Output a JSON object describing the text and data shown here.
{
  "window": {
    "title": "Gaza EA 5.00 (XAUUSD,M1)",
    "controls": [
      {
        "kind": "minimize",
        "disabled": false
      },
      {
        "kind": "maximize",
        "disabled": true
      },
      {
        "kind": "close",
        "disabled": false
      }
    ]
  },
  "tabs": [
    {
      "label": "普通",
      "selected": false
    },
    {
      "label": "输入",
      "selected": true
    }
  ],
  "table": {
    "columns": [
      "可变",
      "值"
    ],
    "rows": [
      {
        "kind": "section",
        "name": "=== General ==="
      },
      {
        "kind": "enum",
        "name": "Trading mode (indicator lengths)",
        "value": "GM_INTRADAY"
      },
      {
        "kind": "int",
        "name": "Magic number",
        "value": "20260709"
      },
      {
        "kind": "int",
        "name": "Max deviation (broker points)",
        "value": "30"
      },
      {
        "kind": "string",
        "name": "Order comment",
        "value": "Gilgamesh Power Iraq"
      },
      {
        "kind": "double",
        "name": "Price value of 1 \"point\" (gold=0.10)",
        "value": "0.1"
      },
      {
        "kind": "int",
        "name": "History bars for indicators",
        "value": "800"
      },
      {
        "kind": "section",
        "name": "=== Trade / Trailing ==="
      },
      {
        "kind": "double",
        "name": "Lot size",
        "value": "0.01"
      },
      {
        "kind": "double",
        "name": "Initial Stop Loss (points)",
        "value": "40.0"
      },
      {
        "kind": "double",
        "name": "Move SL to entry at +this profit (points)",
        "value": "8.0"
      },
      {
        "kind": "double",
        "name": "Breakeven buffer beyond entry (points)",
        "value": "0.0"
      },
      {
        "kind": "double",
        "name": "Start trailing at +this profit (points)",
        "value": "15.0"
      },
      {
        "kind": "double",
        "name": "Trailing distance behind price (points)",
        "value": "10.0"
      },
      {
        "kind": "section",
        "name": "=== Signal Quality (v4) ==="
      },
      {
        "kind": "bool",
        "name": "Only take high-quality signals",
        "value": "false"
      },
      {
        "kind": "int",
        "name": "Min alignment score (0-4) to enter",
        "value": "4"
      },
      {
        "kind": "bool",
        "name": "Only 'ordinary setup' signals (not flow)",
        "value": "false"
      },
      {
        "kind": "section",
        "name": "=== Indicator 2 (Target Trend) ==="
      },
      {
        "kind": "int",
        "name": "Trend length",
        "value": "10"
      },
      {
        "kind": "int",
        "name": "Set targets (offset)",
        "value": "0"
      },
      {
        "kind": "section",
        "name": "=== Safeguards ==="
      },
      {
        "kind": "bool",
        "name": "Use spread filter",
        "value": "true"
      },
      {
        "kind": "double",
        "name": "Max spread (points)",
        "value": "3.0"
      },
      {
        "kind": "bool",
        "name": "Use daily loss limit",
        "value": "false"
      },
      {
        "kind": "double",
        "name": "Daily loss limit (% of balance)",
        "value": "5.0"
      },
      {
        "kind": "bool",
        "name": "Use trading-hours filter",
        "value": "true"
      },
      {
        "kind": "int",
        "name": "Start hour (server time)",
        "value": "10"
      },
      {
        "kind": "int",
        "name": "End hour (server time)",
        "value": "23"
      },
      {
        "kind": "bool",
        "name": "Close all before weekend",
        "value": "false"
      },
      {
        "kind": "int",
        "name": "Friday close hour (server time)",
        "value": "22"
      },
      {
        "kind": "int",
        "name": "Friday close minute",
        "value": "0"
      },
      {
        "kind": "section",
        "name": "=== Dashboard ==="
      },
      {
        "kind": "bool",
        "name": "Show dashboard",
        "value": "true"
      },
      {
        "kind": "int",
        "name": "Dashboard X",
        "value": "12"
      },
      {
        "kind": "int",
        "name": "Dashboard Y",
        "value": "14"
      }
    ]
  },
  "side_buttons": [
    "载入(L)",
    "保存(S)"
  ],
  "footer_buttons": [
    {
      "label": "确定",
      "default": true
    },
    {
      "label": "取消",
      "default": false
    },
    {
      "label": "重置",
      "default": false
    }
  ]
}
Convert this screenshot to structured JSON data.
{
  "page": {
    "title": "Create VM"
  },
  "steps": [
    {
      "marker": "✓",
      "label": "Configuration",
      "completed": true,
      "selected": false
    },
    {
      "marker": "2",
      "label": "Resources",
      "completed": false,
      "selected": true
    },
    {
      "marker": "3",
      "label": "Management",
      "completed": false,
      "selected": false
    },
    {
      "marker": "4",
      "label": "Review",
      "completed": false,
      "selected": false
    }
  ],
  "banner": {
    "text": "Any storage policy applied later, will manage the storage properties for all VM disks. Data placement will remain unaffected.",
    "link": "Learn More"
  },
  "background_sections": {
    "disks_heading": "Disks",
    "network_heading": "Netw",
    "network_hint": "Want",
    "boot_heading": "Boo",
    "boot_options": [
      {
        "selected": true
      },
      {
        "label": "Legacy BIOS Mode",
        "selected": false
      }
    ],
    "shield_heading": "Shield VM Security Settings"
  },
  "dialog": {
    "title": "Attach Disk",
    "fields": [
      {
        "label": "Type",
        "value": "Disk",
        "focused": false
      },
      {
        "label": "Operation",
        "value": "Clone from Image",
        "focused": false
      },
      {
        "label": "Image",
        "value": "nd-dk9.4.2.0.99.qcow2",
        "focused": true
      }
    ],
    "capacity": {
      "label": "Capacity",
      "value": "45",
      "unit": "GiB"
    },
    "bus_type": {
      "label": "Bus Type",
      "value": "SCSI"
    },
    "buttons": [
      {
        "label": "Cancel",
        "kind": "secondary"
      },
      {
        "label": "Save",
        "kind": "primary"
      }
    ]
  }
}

● Task details
The records above should be repeated in full, exactly as given.

● Solution to this task
Output a JSON object describing the text and data shown here.
{
  "window": {
    "title": "Gaza EA 5.00 (XAUUSD,M1)",
    "controls": [
      {
        "kind": "minimize",
        "disabled": false
      },
      {
        "kind": "maximize",
        "disabled": true
      },
      {
        "kind": "close",
        "disabled": false
      }
    ]
  },
  "tabs": [
    {
      "label": "普通",
      "selected": false
    },
    {
      "label": "输入",
      "selected": true
    }
  ],
  "table": {
    "columns": [
      "可变",
      "值"
    ],
    "rows": [
      {
        "kind": "section",
        "name": "=== General ==="
      },
      {
        "kind": "enum",
        "name": "Trading mode (indicator lengths)",
        "value": "GM_INTRADAY"
      },
      {
        "kind": "int",
        "name": "Magic number",
        "value": "20260709"
      },
      {
        "kind": "int",
        "name": "Max deviation (broker points)",
        "value": "30"
      },
      {
        "kind": "string",
        "name": "Order comment",
        "value": "Gilgamesh Power Iraq"
      },
      {
        "kind": "double",
        "name": "Price value of 1 \"point\" (gold=0.10)",
        "value": "0.1"
      },
      {
        "kind": "int",
        "name": "History bars for indicators",
        "value": "800"
      },
      {
        "kind": "section",
        "name": "=== Trade / Trailing ==="
      },
      {
        "kind": "double",
        "name": "Lot size",
        "value": "0.01"
      },
      {
        "kind": "double",
        "name": "Initial Stop Loss (points)",
        "value": "40.0"
      },
      {
        "kind": "double",
        "name": "Move SL to entry at +this profit (points)",
        "value": "8.0"
      },
      {
        "kind": "double",
        "name": "Breakeven buffer beyond entry (points)",
        "value": "0.0"
      },
      {
        "kind": "double",
        "name": "Start trailing at +this profit (points)",
        "value": "15.0"
      },
      {
        "kind": "double",
        "name": "Trailing distance behind price (points)",
        "value": "10.0"
      },
      {
        "kind": "section",
        "name": "=== Signal Quality (v4) ==="
      },
      {
        "kind": "bool",
        "name": "Only take high-quality signals",
        "value": "false"
      },
      {
        "kind": "int",
        "name": "Min alignment score (0-4) to enter",
        "value": "4"
      },
      {
        "kind": "bool",
        "name": "Only 'ordinary setup' signals (not flow)",
        "value": "false"
      },
      {
        "kind": "section",
        "name": "=== Indicator 2 (Target Trend) ==="
      },
      {
        "kind": "int",
        "name": "Trend length",
        "value": "10"
      },
      {
        "kind": "int",
        "name": "Set targets (offset)",
        "value": "0"
      },
      {
        "kind": "section",
        "name": "=== Safeguards ==="
      },
      {
        "kind": "bool",
        "name": "Use spread filter",
        "value": "true"
      },
      {
        "kind": "double",
        "name": "Max spread (points)",
        "value": "3.0"
      },
      {
        "kind": "bool",
        "name": "Use daily loss limit",
        "value": "false"
      },
      {
        "kind": "double",
        "name": "Daily loss limit (% of balance)",
        "value": "5.0"
      },
      {
        "kind": "bool",
        "name": "Use trading-hours filter",
        "value": "true"
      },
      {
        "kind": "int",
        "name": "Start hour (server time)",
        "value": "10"
      },
      {
        "kind": "int",
        "name": "End hour (server time)",
        "value": "23"
      },
      {
        "kind": "bool",
        "name": "Close all before weekend",
        "value": "false"
      },
      {
        "kind": "int",
        "name": "Friday close hour (server time)",
        "value": "22"
      },
      {
        "kind": "int",
        "name": "Friday close minute",
        "value": "0"
      },
      {
        "kind": "section",
        "name": "=== Dashboard ==="
      },
      {
        "kind": "bool",
        "name": "Show dashboard",
        "value": "true"
      },
      {
        "kind": "int",
        "name": "Dashboard X",
        "value": "12"
      },
      {
        "kind": "int",
        "name": "Dashboard Y",
        "value": "14"
      }
    ]
  },
  "side_buttons": [
    "载入(L)",
    "保存(S)"
  ],
  "footer_buttons": [
    {
      "label": "确定",
      "default": true
    },
    {
      "label": "取消",
      "default": false
    },
    {
      "label": "重置",
      "default": false
    }
  ]
}
Convert this screenshot to structured JSON data.
{
  "page": {
    "title": "Create VM"
  },
  "steps": [
    {
      "marker": "✓",
      "label": "Configuration",
      "completed": true,
      "selected": false
    },
    {
      "marker": "2",
      "label": "Resources",
      "completed": false,
      "selected": true
    },
    {
      "marker": "3",
      "label": "Management",
      "completed": false,
      "selected": false
    },
    {
      "marker": "4",
      "label": "Review",
      "completed": false,
      "selected": false
    }
  ],
  "banner": {
    "text": "Any storage policy applied later, will manage the storage properties for all VM disks. Data placement will remain unaffected.",
    "link": "Learn More"
  },
  "background_sections": {
    "disks_heading": "Disks",
    "network_heading": "Netw",
    "network_hint": "Want",
    "boot_heading": "Boo",
    "boot_options": [
      {
        "selected": true
      },
      {
        "label": "Legacy BIOS Mode",
        "selected": false
      }
    ],
    "shield_heading": "Shield VM Security Settings"
  },
  "dialog": {
    "title": "Attach Disk",
    "fields": [
      {
        "label": "Type",
        "value": "Disk",
        "focused": false
      },
      {
        "label": "Operation",
        "value": "Clone from Image",
        "focused": false
      },
      {
        "label": "Image",
        "value": "nd-dk9.4.2.0.99.qcow2",
        "focused": true
      }
    ],
    "capacity": {
      "label": "Capacity",
      "value": "45",
      "unit": "GiB"
    },
    "bus_type": {
      "label": "Bus Type",
      "value": "SCSI"
    },
    "buttons": [
      {
        "label": "Cancel",
        "kind": "secondary"
      },
      {
        "label": "Save",
        "kind": "primary"
      }
    ]
  }
}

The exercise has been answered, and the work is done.